TASK GOAL ▸ Give the material again in full, matching it exactly.

─── WORKING DATA

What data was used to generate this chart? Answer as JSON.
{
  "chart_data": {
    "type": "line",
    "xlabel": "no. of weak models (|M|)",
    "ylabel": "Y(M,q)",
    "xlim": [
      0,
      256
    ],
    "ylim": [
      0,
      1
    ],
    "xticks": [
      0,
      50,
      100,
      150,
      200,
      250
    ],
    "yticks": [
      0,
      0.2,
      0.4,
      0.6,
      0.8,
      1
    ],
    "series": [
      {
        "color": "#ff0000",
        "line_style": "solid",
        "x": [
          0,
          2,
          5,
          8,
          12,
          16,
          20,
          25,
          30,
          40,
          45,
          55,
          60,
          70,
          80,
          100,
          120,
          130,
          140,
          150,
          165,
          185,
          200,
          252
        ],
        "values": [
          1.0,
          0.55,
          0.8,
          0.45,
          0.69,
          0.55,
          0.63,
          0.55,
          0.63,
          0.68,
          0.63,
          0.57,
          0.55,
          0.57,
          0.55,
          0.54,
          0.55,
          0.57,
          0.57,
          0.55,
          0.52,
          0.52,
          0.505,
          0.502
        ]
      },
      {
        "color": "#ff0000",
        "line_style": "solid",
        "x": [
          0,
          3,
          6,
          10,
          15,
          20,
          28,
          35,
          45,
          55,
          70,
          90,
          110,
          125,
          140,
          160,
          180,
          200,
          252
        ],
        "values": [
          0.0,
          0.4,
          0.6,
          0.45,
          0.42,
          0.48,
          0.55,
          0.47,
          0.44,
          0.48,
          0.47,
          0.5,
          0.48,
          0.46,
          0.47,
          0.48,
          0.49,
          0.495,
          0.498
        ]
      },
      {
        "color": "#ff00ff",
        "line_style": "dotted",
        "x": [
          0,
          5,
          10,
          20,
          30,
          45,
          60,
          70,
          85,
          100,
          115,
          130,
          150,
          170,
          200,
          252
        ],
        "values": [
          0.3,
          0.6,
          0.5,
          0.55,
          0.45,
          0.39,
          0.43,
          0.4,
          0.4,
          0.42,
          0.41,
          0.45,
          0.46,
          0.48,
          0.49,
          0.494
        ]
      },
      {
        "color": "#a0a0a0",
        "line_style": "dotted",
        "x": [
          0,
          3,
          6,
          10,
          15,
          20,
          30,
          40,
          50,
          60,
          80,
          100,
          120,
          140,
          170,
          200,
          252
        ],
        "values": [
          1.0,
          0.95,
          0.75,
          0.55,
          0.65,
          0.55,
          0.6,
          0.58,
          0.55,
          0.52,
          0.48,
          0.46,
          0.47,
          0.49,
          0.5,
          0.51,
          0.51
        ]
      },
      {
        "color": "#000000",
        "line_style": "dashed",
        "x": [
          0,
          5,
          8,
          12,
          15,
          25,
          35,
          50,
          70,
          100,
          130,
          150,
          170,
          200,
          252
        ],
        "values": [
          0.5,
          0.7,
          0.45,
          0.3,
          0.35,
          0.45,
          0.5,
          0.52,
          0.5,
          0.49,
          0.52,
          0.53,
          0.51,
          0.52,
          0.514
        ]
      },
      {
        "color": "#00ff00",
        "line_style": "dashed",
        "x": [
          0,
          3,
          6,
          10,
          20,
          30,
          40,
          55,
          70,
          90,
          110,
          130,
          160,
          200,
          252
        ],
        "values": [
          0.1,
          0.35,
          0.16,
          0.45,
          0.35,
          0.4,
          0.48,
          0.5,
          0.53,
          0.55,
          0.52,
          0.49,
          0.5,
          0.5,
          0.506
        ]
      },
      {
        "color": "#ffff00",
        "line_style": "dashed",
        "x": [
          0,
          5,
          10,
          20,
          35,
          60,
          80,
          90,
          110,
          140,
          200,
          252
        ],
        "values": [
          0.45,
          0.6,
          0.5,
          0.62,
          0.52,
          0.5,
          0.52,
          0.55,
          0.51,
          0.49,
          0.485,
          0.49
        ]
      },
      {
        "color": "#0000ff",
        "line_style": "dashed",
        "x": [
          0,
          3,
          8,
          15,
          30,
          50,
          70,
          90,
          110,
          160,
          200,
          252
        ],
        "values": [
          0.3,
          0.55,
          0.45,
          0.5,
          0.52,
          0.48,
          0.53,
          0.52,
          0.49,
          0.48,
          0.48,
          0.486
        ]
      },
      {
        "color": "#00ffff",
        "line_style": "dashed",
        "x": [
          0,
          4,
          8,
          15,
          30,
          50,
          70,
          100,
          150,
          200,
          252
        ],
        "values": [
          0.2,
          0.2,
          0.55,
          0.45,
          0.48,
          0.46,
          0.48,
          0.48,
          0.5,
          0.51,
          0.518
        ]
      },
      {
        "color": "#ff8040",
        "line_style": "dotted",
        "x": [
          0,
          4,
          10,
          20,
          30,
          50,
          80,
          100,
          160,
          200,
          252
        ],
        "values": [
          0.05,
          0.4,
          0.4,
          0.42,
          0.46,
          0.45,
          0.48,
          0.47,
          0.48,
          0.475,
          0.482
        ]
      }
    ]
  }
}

──────

RESULT ▸
What data was used to generate this chart? Answer as JSON.
{
  "chart_data": {
    "type": "line",
    "xlabel": "no. of weak models (|M|)",
    "ylabel": "Y(M,q)",
    "xlim": [
      0,
      256
    ],
    "ylim": [
      0,
      1
    ],
    "xticks": [
      0,
      50,
      100,
      150,
      200,
      250
    ],
    "yticks": [
      0,
      0.2,
      0.4,
      0.6,
      0.8,
      1
    ],
    "series": [
      {
        "color": "#ff0000",
        "line_style": "solid",
        "x": [
          0,
          2,
          5,
          8,
          12,
          16,
          20,
          25,
          30,
          40,
          45,
          55,
          60,
          70,
          80,
          100,
          120,
          130,
          140,
          150,
          165,
          185,
          200,
          252
        ],
        "values": [
          1.0,
          0.55,
          0.8,
          0.45,
          0.69,
          0.55,
          0.63,
          0.55,
          0.63,
          0.68,
          0.63,
          0.57,
          0.55,
          0.57,
          0.55,
          0.54,
          0.55,
          0.57,
          0.57,
          0.55,
          0.52,
          0.52,
          0.505,
          0.502
        ]
      },
      {
        "color": "#ff0000",
        "line_style": "solid",
        "x": [
          0,
          3,
          6,
          10,
          15,
          20,
          28,
          35,
          45,
          55,
          70,
          90,
          110,
          125,
          140,
          160,
          180,
          200,
          252
        ],
        "values": [
          0.0,
          0.4,
          0.6,
          0.45,
          0.42,
          0.48,
          0.55,
          0.47,
          0.44,
          0.48,
          0.47,
          0.5,
          0.48,
          0.46,
          0.47,
          0.48,
          0.49,
          0.495,
          0.498
        ]
      },
      {
        "color": "#ff00ff",
        "line_style": "dotted",
        "x": [
          0,
          5,
          10,
          20,
          30,
          45,
          60,
          70,
          85,
          100,
          115,
          130,
          150,
          170,
          200,
          252
        ],
        "values": [
          0.3,
          0.6,
          0.5,
          0.55,
          0.45,
          0.39,
          0.43,
          0.4,
          0.4,
          0.42,
          0.41,
          0.45,
          0.46,
          0.48,
          0.49,
          0.494
        ]
      },
      {
        "color": "#a0a0a0",
        "line_style": "dotted",
        "x": [
          0,
          3,
          6,
          10,
          15,
          20,
          30,
          40,
          50,
          60,
          80,
          100,
          120,
          140,
          170,
          200,
          252
        ],
        "values": [
          1.0,
          0.95,
          0.75,
          0.55,
          0.65,
          0.55,
          0.6,
          0.58,
          0.55,
          0.52,
          0.48,
          0.46,
          0.47,
          0.49,
          0.5,
          0.51,
          0.51
        ]
      },
      {
        "color": "#000000",
        "line_style": "dashed",
        "x": [
          0,
          5,
          8,
          12,
          15,
          25,
          35,
          50,
          70,
          100,
          130,
          150,
          170,
          200,
          252
        ],
        "values": [
          0.5,
          0.7,
          0.45,
          0.3,
          0.35,
          0.45,
          0.5,
          0.52,
          0.5,
          0.49,
          0.52,
          0.53,
          0.51,
          0.52,
          0.514
        ]
      },
      {
        "color": "#00ff00",
        "line_style": "dashed",
        "x": [
          0,
          3,
          6,
          10,
          20,
          30,
          40,
          55,
          70,
          90,
          110,
          130,
          160,
          200,
          252
        ],
        "values": [
          0.1,
          0.35,
          0.16,
          0.45,
          0.35,
          0.4,
          0.48,
          0.5,
          0.53,
          0.55,
          0.52,
          0.49,
          0.5,
          0.5,
          0.506
        ]
      },
      {
        "color": "#ffff00",
        "line_style": "dashed",
        "x": [
          0,
          5,
          10,
          20,
          35,
          60,
          80,
          90,
          110,
          140,
          200,
          252
        ],
        "values": [
          0.45,
          0.6,
          0.5,
          0.62,
          0.52,
          0.5,
          0.52,
          0.55,
          0.51,
          0.49,
          0.485,
          0.49
        ]
      },
      {
        "color": "#0000ff",
        "line_style": "dashed",
        "x": [
          0,
          3,
          8,
          15,
          30,
          50,
          70,
          90,
          110,
          160,
          200,
          252
        ],
        "values": [
          0.3,
          0.55,
          0.45,
          0.5,
          0.52,
          0.48,
          0.53,
          0.52,
          0.49,
          0.48,
          0.48,
          0.486
        ]
      },
      {
        "color": "#00ffff",
        "line_style": "dashed",
        "x": [
          0,
          4,
          8,
          15,
          30,
          50,
          70,
          100,
          150,
          200,
          252
        ],
        "values": [
          0.2,
          0.2,
          0.55,
          0.45,
          0.48,
          0.46,
          0.48,
          0.48,
          0.5,
          0.51,
          0.518
        ]
      },
      {
        "color": "#ff8040",
        "line_style": "dotted",
        "x": [
          0,
          4,
          10,
          20,
          30,
          50,
          80,
          100,
          160,
          200,
          252
        ],
        "values": [
          0.05,
          0.4,
          0.4,
          0.42,
          0.46,
          0.45,
          0.48,
          0.47,
          0.48,
          0.475,
          0.482
        ]
      }
    ]
  }
}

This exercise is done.